**Stated exercise:** Please continue the article about Rite Aid's new private-label bath collection, picking up after its final sentence.

**Text to read:**
------------------------------------------------------------
RITE AID DEVELOPS BATH COLLECTION
Byline: Andrea M. Grossman
NEW YORK — In its first major beauty initiative in five years, Rite Aid is launching a 92-stockkeeping unit private-label bath collection, with arms long enough to reach not only its core customer, but another woman, someone a bit more modern, affluent and beauty-trend savvy.
The collection, which is estimated by industry sources to be able to generate up to $12 million in first year sales, is designed to bring Rite Aid’s entire beauty department into focus with an aggressive marketing approach, not seen since 1997 when it launched the industry’s first ad campaign touting a money-back guarantee for cosmetics.
The collection, which will enter all 3,700 Rite Aid stores April 1, also represents the drugstore chain’s first major beauty initiative under new management. Last year, a wave of Fred Meyer executives took over many top-level positions, left vacant by Rite Aid executives who left the chain en masse, in late 1999. According to Rite Aid’s latest 10K filed July 11, 2000, adjustments for fiscal 1998 and 1999 reduced Rite Aid’s retained earnings by $1.6 billion as of Feb. 27, 1999.
Robert G. Miller, a former top executive with Kroger Co. and Fred Meyer Inc., was tapped as chairman and chief executive, following the departure of Martin Grass. Mary F. Sammons, also from Fred Meyer, was named president and chief operating officer. Marty Tassoni joined Rite Aid as senior vice president of category management from Fred Meyer and reports to Jim Mastrian, executive vice president of marketing and merchandising.
Along with new management came a new strategy, one that called for each category manager to examine their product offering and to make sure it offered customers product they would want and value, including beauty. According to the 10K, cosmetics comprised 3 percent of annual sales, or approximately $430 million. Industry sources estimate Rite Aid’s beauty sales grew in the mid-single digits last year, driven by Rite Aid’s branded initiatives in hair care and cosmetics. The report also stated Rite Aid’s interest in expanding private label products, which generally offer retailers higher margins and greater control over inventory.
Judy Wray, Rite Aid’s category manager for bath, cosmetics, fragrance, skin and nail, examined her bath offering, specifically Rite Aid’s private label bath line Spring Garden. She immediately saw an opportunity to make some changes.
“We mutually discussed that bath was an opportunity category. Mary Sammons had great success, in her other life at Fred Meyer, with bath and was certainly very supportive of my endeavor into this area,” Wray said.
------------------------------------------------------------
**Raw data:**
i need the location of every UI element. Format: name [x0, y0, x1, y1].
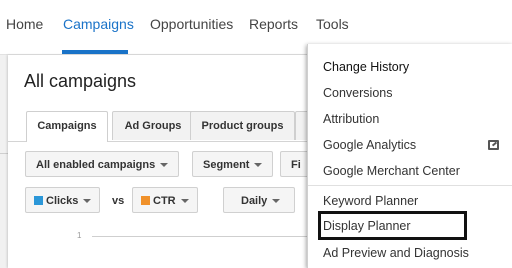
------------------------------------------------------------
**Solved exercise:**
The new collection consists of three different lines, Soaked & Tickled for children, and Pure Spring and Elsewhere for adults. Pure Spring is designed to target Rite Aid’s growing secondary customer base — a woman who is intrigued with products that she feels appear to offer her a health benefit. Elsewhere reflects the more traditional floral and fruit fragrance concept of bath products. All three will replace Spring Garden, which was launched in 1995.
Before Wray decided Soaked & Tickled, Pure Spring and Elsewhere were the right lines for Rite Aid, she studied core customer and demographic data to learn about who was shopping in her stores. Wray learned that Rite Aid’s customer is “pretty standard” for a chain drugstore — aged 18 to 45, middle income, woman — except for the new up-and-coming customer base, one who’s more affluent, potentially an empty-nester older adult who’s savvy to beauty trends. This secondary customer base is one that Rite Aid really wants to attract into their stores.
“There is always the Holy Grail of getting department store customers into mass outlets,” Wray said.
Wray did not use any specific brands or lines as role models for the new bath collection, but her favorite pieces from Bath & Body Works, Eckerd’s Comfy Kids line and Calgon Home served as a blueprint for the brands she wanted to create. Her reportage also brought her into retail stores not typically visited by beauty category managers.
“For Soaked, I walked up and down toy aisles, went to pet stores and found fish food containers that we wanted to use as a model,” Wray said.
She also worked closely with the research and development teams of Mana Products and Cosmetica Laboratories Inc., the two main manufacturers for Rite Aid’s new bath collection. Another 50 vendors brought different ideas and concepts reflecting the direction in which they thought the bath category is headed.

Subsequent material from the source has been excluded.